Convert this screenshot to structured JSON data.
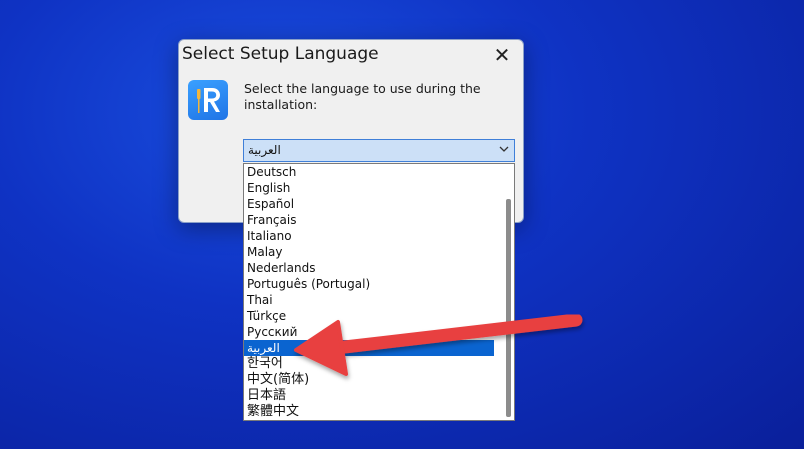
{
  "dialog": {
    "title": "Select Setup Language",
    "close_label": "✕",
    "prompt": "Select the language to use during the installation:"
  },
  "combo": {
    "selected": "العربية",
    "arrow": "⌵"
  },
  "dropdown": {
    "items": [
      "Deutsch",
      "English",
      "Español",
      "Français",
      "Italiano",
      "Malay",
      "Nederlands",
      "Português (Portugal)",
      "Thai",
      "Türkçe",
      "Русский",
      "العربية",
      "한국어",
      "中文(简体)",
      "日本語",
      "繁體中文"
    ],
    "selected_index": 11
  },
  "colors": {
    "desktop": "#0f33c4",
    "selection": "#0a64d0",
    "annotation_arrow": "#e8403f"
  }
}
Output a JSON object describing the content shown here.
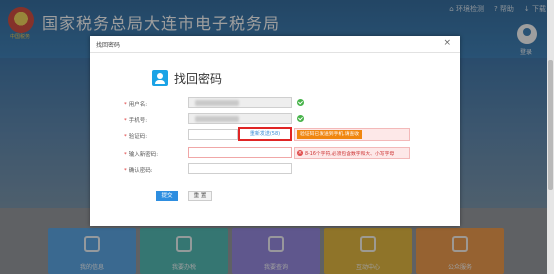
{
  "header": {
    "site_title": "国家税务总局大连市电子税务局",
    "emblem_text": "中国税务",
    "links": [
      "环境检测",
      "帮助",
      "下载"
    ],
    "login_label": "登录"
  },
  "tiles": [
    {
      "label": "我的信息",
      "color": "#4a9fe6"
    },
    {
      "label": "我要办税",
      "color": "#41b6b0"
    },
    {
      "label": "我要查询",
      "color": "#8d7fe0"
    },
    {
      "label": "互动中心",
      "color": "#e3b32b"
    },
    {
      "label": "公众服务",
      "color": "#f0923a"
    }
  ],
  "modal": {
    "title": "找回密码",
    "close_glyph": "×",
    "heading": "找回密码",
    "fields": {
      "username_label": "用户名:",
      "phone_label": "手机号:",
      "code_label": "验证码:",
      "new_pw_label": "输入新密码:",
      "confirm_pw_label": "确认密码:"
    },
    "send_code_button": "重新发送(58)",
    "code_tip": "验证码已发送到手机,请查收",
    "password_error": "8-16个字符,必须包含数字和大、小写字母",
    "submit_label": "提交",
    "reset_label": "重 置"
  }
}
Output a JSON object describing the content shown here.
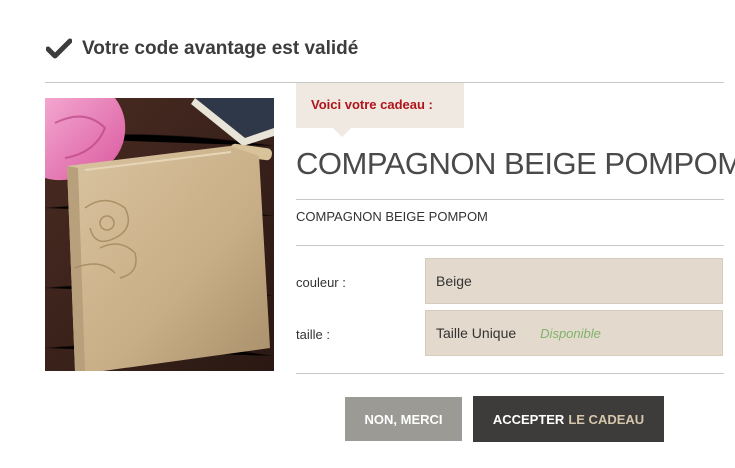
{
  "header": {
    "title": "Votre code avantage est validé",
    "icon": "check-icon"
  },
  "gift": {
    "tag_label": "Voici votre cadeau :"
  },
  "product": {
    "title": "COMPAGNON BEIGE POMPOM",
    "subtitle": "COMPAGNON BEIGE POMPOM",
    "image_icon": "product-photo-wallet"
  },
  "attributes": [
    {
      "label": "couleur :",
      "value": "Beige"
    },
    {
      "label": "taille :",
      "value": "Taille Unique",
      "availability": "Disponible"
    }
  ],
  "buttons": {
    "decline_label": "NON, MERCI",
    "accept_label_main": "ACCEPTER",
    "accept_label_accent": "LE CADEAU"
  },
  "colors": {
    "accent_red": "#b0131b",
    "tag_bg": "#efe9e1",
    "field_bg": "#e4d9cd",
    "available_green": "#7fb36b",
    "decline_bg": "#9b9a95",
    "accept_bg": "#3e3c3a"
  }
}
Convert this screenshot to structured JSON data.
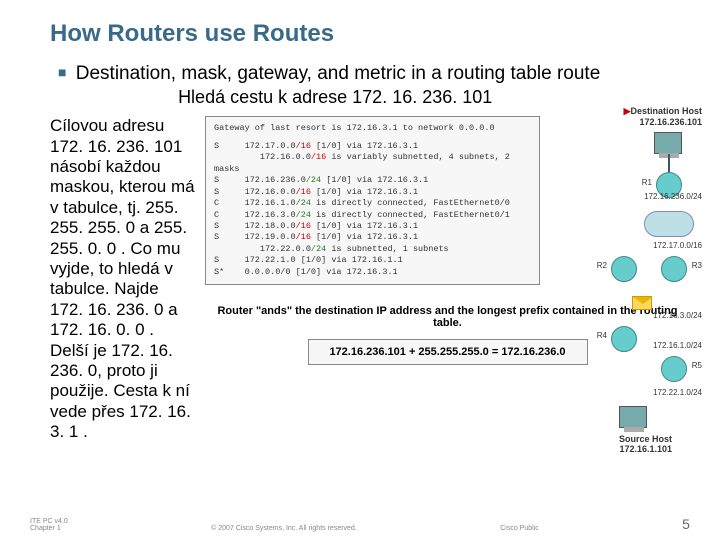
{
  "title": "How Routers use Routes",
  "bullet1": "Destination, mask, gateway, and metric in a routing table route",
  "bullet1_annotation": "Hledá cestu k adrese 172. 16. 236. 101",
  "left_text": "Cílovou adresu 172. 16. 236. 101 násobí každou maskou, kterou má v tabulce, tj. 255. 255. 255. 0 a 255. 255. 0. 0 . Co mu vyjde, to hledá v tabulce. Najde 172. 16. 236. 0 a 172. 16. 0. 0 . Delší je 172. 16. 236. 0, proto ji použije. Cesta k ní vede přes 172. 16. 3. 1 .",
  "routing_header": "Gateway of last resort is 172.16.3.1 to network 0.0.0.0",
  "routes": [
    {
      "code": "S",
      "net": "172.17.0.0",
      "mask": "/16",
      "rest": " [1/0] via 172.16.3.1"
    },
    {
      "code": "",
      "net": "172.16.0.0",
      "mask": "/16",
      "rest": " is variably subnetted, 4 subnets, 2 masks"
    },
    {
      "code": "S",
      "net": "172.16.236.0",
      "mask": "/24",
      "rest": " [1/0] via 172.16.3.1"
    },
    {
      "code": "S",
      "net": "172.16.0.0",
      "mask": "/16",
      "rest": " [1/0] via 172.16.3.1"
    },
    {
      "code": "C",
      "net": "172.16.1.0",
      "mask": "/24",
      "rest": " is directly connected, FastEthernet0/0"
    },
    {
      "code": "C",
      "net": "172.16.3.0",
      "mask": "/24",
      "rest": " is directly connected, FastEthernet0/1"
    },
    {
      "code": "S",
      "net": "172.18.0.0",
      "mask": "/16",
      "rest": " [1/0] via 172.16.3.1"
    },
    {
      "code": "S",
      "net": "172.19.0.0",
      "mask": "/16",
      "rest": " [1/0] via 172.16.3.1"
    },
    {
      "code": "",
      "net": "172.22.0.0",
      "mask": "/24",
      "rest": " is subnetted, 1 subnets"
    },
    {
      "code": "S",
      "net": "172.22.1.0",
      "mask": "",
      "rest": " [1/0] via 172.16.1.1"
    },
    {
      "code": "S*",
      "net": "0.0.0.0/0",
      "mask": "",
      "rest": " [1/0] via 172.16.3.1"
    }
  ],
  "caption": "Router \"ands\" the destination IP address and the longest prefix contained in the routing table.",
  "equation": "172.16.236.101 + 255.255.255.0 = 172.16.236.0",
  "net_labels": {
    "dest_host_t": "Destination Host",
    "dest_host_ip": "172.16.236.101",
    "r1": "R1",
    "r2": "R2",
    "r3": "R3",
    "r4": "R4",
    "r5": "R5",
    "n236": "172.16.236.0/24",
    "n172_17": "172.17.0.0/16",
    "n3": "172.16.3.0/24",
    "n1": "172.16.1.0/24",
    "n22": "172.22.1.0/24",
    "src_host_t": "Source Host",
    "src_host_ip": "172.16.1.101"
  },
  "footer": {
    "l1": "ITE PC v4.0",
    "l2": "Chapter 1",
    "c": "© 2007 Cisco Systems, Inc. All rights reserved.",
    "r": "Cisco Public",
    "pg": "5"
  }
}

__________

**SHORT EXERCISE:** Copy each line containing the word "Cisco" from the data.

**EXERCISE RESPONSE:**
    "c": "© 2007 Cisco Systems, Inc. All rights reserved.",
    "r": "Cisco Public",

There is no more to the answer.